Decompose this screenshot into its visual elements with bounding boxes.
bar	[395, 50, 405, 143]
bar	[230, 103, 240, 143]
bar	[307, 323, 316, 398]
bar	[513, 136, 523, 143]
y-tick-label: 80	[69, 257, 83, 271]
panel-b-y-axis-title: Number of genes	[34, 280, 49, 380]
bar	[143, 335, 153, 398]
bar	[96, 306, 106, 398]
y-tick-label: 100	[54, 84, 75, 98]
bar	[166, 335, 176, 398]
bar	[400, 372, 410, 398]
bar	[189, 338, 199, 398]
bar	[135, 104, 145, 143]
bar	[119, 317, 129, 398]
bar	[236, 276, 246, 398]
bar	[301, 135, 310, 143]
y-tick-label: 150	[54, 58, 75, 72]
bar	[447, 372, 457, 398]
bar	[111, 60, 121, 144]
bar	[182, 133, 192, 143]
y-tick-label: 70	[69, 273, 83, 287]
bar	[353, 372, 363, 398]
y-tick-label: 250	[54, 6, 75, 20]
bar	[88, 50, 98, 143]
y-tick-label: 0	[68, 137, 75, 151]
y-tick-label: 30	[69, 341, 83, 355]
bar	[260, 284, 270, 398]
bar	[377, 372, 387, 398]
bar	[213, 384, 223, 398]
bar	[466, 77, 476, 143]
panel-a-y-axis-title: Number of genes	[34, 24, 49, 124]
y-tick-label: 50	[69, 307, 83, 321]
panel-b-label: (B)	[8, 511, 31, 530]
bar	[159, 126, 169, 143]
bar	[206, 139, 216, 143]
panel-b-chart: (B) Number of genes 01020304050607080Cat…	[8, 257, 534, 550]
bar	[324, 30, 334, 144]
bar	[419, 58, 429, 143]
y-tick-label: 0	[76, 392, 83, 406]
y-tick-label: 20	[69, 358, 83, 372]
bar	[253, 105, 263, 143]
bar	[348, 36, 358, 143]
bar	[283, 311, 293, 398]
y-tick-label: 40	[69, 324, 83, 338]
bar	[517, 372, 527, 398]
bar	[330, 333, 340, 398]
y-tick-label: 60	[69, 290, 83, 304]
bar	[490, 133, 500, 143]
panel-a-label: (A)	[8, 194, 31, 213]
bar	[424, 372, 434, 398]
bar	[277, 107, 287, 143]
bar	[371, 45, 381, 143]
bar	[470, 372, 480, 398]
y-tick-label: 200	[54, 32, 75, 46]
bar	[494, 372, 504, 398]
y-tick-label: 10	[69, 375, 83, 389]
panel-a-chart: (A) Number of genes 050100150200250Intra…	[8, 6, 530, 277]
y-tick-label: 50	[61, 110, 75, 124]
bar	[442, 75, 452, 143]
◆ ◆ ◆ ◆ ◆
WHAT YOU ARE ASKED TO DO: Pick out the lines above that hold the string "genes" and show them.

RESULT:
panel-b-y-axis-title: Number of genes	[34, 280, 49, 380]
panel-a-y-axis-title: Number of genes	[34, 24, 49, 124]
panel-b-chart: (B) Number of genes 01020304050607080Cat…	[8, 257, 534, 550]
panel-a-chart: (A) Number of genes 050100150200250Intra…	[8, 6, 530, 277]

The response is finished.